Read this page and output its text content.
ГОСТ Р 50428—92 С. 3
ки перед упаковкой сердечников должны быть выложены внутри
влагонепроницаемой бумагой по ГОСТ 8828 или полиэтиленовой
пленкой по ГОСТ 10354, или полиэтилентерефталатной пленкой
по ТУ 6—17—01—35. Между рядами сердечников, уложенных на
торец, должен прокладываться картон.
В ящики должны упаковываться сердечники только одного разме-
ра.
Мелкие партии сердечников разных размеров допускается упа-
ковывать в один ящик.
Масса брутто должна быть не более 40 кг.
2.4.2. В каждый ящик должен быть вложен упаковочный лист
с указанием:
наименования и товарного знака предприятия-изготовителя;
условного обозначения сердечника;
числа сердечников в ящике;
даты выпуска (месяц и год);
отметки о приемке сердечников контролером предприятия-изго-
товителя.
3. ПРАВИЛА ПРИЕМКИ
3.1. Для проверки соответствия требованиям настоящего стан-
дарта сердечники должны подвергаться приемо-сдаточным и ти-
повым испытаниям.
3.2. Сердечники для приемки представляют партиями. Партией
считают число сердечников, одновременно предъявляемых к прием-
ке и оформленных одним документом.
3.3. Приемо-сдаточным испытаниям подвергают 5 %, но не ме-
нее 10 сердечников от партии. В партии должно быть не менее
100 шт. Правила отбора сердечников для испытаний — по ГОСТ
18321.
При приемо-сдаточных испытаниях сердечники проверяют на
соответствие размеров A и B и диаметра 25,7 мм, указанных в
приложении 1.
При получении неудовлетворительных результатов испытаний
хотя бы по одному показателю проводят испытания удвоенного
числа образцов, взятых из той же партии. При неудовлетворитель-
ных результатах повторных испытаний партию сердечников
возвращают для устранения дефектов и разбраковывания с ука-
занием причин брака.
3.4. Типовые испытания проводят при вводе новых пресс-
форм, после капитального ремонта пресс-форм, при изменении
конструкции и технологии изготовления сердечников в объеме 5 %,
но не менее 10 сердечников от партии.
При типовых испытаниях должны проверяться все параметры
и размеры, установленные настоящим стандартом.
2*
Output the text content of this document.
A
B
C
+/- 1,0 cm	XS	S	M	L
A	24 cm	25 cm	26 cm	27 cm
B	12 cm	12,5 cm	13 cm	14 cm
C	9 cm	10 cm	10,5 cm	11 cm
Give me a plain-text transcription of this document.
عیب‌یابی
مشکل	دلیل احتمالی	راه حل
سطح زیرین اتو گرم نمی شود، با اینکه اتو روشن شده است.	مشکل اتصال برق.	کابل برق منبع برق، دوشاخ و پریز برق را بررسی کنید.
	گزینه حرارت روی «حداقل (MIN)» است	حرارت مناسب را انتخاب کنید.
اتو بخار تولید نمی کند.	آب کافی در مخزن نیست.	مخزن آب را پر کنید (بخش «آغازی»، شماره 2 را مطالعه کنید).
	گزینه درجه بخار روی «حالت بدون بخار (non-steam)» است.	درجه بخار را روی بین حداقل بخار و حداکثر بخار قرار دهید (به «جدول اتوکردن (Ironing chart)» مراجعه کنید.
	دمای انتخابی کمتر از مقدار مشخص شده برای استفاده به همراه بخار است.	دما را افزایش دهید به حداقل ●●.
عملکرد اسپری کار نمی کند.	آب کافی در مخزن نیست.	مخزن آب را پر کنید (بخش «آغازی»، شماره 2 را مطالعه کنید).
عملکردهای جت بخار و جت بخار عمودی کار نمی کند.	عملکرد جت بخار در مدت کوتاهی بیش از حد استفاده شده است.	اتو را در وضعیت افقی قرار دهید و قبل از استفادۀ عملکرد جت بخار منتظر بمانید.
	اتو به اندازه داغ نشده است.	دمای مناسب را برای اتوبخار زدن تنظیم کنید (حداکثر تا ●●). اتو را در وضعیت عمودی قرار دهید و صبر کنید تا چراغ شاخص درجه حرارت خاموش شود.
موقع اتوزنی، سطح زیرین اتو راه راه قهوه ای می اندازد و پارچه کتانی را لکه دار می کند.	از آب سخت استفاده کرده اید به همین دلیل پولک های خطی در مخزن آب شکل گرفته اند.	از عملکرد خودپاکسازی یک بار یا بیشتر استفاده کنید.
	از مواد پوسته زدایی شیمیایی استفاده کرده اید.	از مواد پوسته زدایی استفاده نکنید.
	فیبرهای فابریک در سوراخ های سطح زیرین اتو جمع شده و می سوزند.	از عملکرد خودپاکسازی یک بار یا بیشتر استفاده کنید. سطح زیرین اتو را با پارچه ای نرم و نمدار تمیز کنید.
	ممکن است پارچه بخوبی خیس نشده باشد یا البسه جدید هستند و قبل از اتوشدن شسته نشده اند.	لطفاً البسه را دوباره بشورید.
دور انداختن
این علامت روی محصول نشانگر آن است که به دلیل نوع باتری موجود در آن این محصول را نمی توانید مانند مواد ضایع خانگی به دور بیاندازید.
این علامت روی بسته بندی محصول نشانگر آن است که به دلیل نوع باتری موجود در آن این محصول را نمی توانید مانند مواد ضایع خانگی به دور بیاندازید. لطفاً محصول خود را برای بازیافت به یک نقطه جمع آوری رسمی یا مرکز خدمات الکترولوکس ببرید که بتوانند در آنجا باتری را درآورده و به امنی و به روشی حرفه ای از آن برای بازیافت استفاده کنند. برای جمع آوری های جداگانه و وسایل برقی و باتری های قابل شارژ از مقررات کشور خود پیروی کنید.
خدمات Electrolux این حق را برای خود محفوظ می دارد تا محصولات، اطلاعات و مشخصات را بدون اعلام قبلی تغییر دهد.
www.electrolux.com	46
◇ ◇ ◇ ◇ ◇
§ What to do
Isolate each line of the listing above that includes "партии". Copy it.

§ Result of the exercise
Мелкие партии сердечников разных размеров допускается упа-
нее 10 сердечников от партии. В партии должно быть не менее
числа образцов, взятых из той же партии. При неудовлетворитель-
но не менее 10 сердечников от партии.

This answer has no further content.